───── Given data
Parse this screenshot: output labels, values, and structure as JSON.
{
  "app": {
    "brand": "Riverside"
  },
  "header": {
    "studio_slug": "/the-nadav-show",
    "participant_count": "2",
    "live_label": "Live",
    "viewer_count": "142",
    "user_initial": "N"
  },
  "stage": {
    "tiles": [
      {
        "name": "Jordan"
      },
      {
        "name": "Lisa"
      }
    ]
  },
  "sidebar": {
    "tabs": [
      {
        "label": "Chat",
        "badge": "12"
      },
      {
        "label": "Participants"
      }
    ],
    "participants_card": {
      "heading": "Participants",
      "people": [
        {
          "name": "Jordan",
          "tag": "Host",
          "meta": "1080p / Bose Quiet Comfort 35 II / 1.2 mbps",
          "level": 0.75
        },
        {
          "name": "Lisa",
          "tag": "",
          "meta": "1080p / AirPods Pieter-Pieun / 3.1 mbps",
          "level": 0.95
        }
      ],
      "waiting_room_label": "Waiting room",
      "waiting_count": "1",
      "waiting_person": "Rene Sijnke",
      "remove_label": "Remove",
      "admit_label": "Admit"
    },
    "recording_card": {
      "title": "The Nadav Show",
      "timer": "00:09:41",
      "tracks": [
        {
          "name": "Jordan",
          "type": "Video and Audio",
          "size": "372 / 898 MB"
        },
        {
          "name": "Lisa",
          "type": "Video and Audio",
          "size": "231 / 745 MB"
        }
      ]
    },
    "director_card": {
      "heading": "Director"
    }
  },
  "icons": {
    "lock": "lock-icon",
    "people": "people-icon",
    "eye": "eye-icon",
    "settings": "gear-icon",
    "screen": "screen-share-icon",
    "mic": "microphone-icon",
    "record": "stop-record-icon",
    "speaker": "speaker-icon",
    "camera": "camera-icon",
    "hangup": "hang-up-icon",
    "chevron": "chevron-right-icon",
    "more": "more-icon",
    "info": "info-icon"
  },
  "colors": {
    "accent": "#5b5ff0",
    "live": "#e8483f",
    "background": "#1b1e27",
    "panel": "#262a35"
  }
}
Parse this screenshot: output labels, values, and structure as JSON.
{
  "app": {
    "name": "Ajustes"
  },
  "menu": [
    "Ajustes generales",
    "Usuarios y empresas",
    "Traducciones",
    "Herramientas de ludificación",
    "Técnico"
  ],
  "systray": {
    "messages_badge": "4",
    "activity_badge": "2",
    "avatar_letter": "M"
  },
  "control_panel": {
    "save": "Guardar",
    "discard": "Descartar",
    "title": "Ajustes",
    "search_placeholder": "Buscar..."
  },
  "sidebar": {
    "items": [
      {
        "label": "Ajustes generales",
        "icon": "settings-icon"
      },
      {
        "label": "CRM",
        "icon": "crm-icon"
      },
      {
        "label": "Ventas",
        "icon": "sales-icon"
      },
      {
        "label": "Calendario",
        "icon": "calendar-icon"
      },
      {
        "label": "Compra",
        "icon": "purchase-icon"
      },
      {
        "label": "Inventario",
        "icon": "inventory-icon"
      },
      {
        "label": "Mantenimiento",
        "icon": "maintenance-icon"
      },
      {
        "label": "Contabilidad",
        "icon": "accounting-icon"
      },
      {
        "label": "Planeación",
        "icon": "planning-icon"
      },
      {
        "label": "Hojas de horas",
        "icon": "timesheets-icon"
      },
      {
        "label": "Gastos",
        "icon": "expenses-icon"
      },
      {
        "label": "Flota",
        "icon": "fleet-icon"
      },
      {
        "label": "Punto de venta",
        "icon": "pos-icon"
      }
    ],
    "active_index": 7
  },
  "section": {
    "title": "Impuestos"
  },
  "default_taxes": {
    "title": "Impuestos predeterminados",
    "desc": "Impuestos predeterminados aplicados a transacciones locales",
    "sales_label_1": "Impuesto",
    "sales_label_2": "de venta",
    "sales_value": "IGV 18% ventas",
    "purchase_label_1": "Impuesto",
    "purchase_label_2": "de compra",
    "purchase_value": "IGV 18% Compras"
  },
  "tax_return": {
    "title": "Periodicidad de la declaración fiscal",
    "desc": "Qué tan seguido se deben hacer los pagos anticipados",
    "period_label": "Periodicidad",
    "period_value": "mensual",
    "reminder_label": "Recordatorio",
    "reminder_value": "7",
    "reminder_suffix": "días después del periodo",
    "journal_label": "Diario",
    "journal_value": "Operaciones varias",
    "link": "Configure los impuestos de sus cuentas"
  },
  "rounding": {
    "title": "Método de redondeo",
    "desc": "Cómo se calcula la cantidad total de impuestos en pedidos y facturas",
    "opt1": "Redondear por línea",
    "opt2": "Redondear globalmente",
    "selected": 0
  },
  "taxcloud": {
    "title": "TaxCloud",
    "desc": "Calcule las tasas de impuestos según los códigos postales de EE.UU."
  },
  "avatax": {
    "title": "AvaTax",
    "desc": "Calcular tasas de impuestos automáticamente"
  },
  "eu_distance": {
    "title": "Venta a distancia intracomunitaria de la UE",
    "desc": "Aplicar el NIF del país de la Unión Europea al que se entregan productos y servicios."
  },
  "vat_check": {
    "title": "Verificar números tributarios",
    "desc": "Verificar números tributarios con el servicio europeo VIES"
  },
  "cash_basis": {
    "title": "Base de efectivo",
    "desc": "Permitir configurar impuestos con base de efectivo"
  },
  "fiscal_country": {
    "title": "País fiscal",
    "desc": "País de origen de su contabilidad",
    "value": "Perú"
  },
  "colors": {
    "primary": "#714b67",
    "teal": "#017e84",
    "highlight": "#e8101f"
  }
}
──────────
**Exercise instructions:**
Please quote the data above in full, with no line missing.

**Written response:**
Parse this screenshot: output labels, values, and structure as JSON.
{
  "app": {
    "brand": "Riverside"
  },
  "header": {
    "studio_slug": "/the-nadav-show",
    "participant_count": "2",
    "live_label": "Live",
    "viewer_count": "142",
    "user_initial": "N"
  },
  "stage": {
    "tiles": [
      {
        "name": "Jordan"
      },
      {
        "name": "Lisa"
      }
    ]
  },
  "sidebar": {
    "tabs": [
      {
        "label": "Chat",
        "badge": "12"
      },
      {
        "label": "Participants"
      }
    ],
    "participants_card": {
      "heading": "Participants",
      "people": [
        {
          "name": "Jordan",
          "tag": "Host",
          "meta": "1080p / Bose Quiet Comfort 35 II / 1.2 mbps",
          "level": 0.75
        },
        {
          "name": "Lisa",
          "tag": "",
          "meta": "1080p / AirPods Pieter-Pieun / 3.1 mbps",
          "level": 0.95
        }
      ],
      "waiting_room_label": "Waiting room",
      "waiting_count": "1",
      "waiting_person": "Rene Sijnke",
      "remove_label": "Remove",
      "admit_label": "Admit"
    },
    "recording_card": {
      "title": "The Nadav Show",
      "timer": "00:09:41",
      "tracks": [
        {
          "name": "Jordan",
          "type": "Video and Audio",
          "size": "372 / 898 MB"
        },
        {
          "name": "Lisa",
          "type": "Video and Audio",
          "size": "231 / 745 MB"
        }
      ]
    },
    "director_card": {
      "heading": "Director"
    }
  },
  "icons": {
    "lock": "lock-icon",
    "people": "people-icon",
    "eye": "eye-icon",
    "settings": "gear-icon",
    "screen": "screen-share-icon",
    "mic": "microphone-icon",
    "record": "stop-record-icon",
    "speaker": "speaker-icon",
    "camera": "camera-icon",
    "hangup": "hang-up-icon",
    "chevron": "chevron-right-icon",
    "more": "more-icon",
    "info": "info-icon"
  },
  "colors": {
    "accent": "#5b5ff0",
    "live": "#e8483f",
    "background": "#1b1e27",
    "panel": "#262a35"
  }
}
Parse this screenshot: output labels, values, and structure as JSON.
{
  "app": {
    "name": "Ajustes"
  },
  "menu": [
    "Ajustes generales",
    "Usuarios y empresas",
    "Traducciones",
    "Herramientas de ludificación",
    "Técnico"
  ],
  "systray": {
    "messages_badge": "4",
    "activity_badge": "2",
    "avatar_letter": "M"
  },
  "control_panel": {
    "save": "Guardar",
    "discard": "Descartar",
    "title": "Ajustes",
    "search_placeholder": "Buscar..."
  },
  "sidebar": {
    "items": [
      {
        "label": "Ajustes generales",
        "icon": "settings-icon"
      },
      {
        "label": "CRM",
        "icon": "crm-icon"
      },
      {
        "label": "Ventas",
        "icon": "sales-icon"
      },
      {
        "label": "Calendario",
        "icon": "calendar-icon"
      },
      {
        "label": "Compra",
        "icon": "purchase-icon"
      },
      {
        "label": "Inventario",
        "icon": "inventory-icon"
      },
      {
        "label": "Mantenimiento",
        "icon": "maintenance-icon"
      },
      {
        "label": "Contabilidad",
        "icon": "accounting-icon"
      },
      {
        "label": "Planeación",
        "icon": "planning-icon"
      },
      {
        "label": "Hojas de horas",
        "icon": "timesheets-icon"
      },
      {
        "label": "Gastos",
        "icon": "expenses-icon"
      },
      {
        "label": "Flota",
        "icon": "fleet-icon"
      },
      {
        "label": "Punto de venta",
        "icon": "pos-icon"
      }
    ],
    "active_index": 7
  },
  "section": {
    "title": "Impuestos"
  },
  "default_taxes": {
    "title": "Impuestos predeterminados",
    "desc": "Impuestos predeterminados aplicados a transacciones locales",
    "sales_label_1": "Impuesto",
    "sales_label_2": "de venta",
    "sales_value": "IGV 18% ventas",
    "purchase_label_1": "Impuesto",
    "purchase_label_2": "de compra",
    "purchase_value": "IGV 18% Compras"
  },
  "tax_return": {
    "title": "Periodicidad de la declaración fiscal",
    "desc": "Qué tan seguido se deben hacer los pagos anticipados",
    "period_label": "Periodicidad",
    "period_value": "mensual",
    "reminder_label": "Recordatorio",
    "reminder_value": "7",
    "reminder_suffix": "días después del periodo",
    "journal_label": "Diario",
    "journal_value": "Operaciones varias",
    "link": "Configure los impuestos de sus cuentas"
  },
  "rounding": {
    "title": "Método de redondeo",
    "desc": "Cómo se calcula la cantidad total de impuestos en pedidos y facturas",
    "opt1": "Redondear por línea",
    "opt2": "Redondear globalmente",
    "selected": 0
  },
  "taxcloud": {
    "title": "TaxCloud",
    "desc": "Calcule las tasas de impuestos según los códigos postales de EE.UU."
  },
  "avatax": {
    "title": "AvaTax",
    "desc": "Calcular tasas de impuestos automáticamente"
  },
  "eu_distance": {
    "title": "Venta a distancia intracomunitaria de la UE",
    "desc": "Aplicar el NIF del país de la Unión Europea al que se entregan productos y servicios."
  },
  "vat_check": {
    "title": "Verificar números tributarios",
    "desc": "Verificar números tributarios con el servicio europeo VIES"
  },
  "cash_basis": {
    "title": "Base de efectivo",
    "desc": "Permitir configurar impuestos con base de efectivo"
  },
  "fiscal_country": {
    "title": "País fiscal",
    "desc": "País de origen de su contabilidad",
    "value": "Perú"
  },
  "colors": {
    "primary": "#714b67",
    "teal": "#017e84",
    "highlight": "#e8101f"
  }
}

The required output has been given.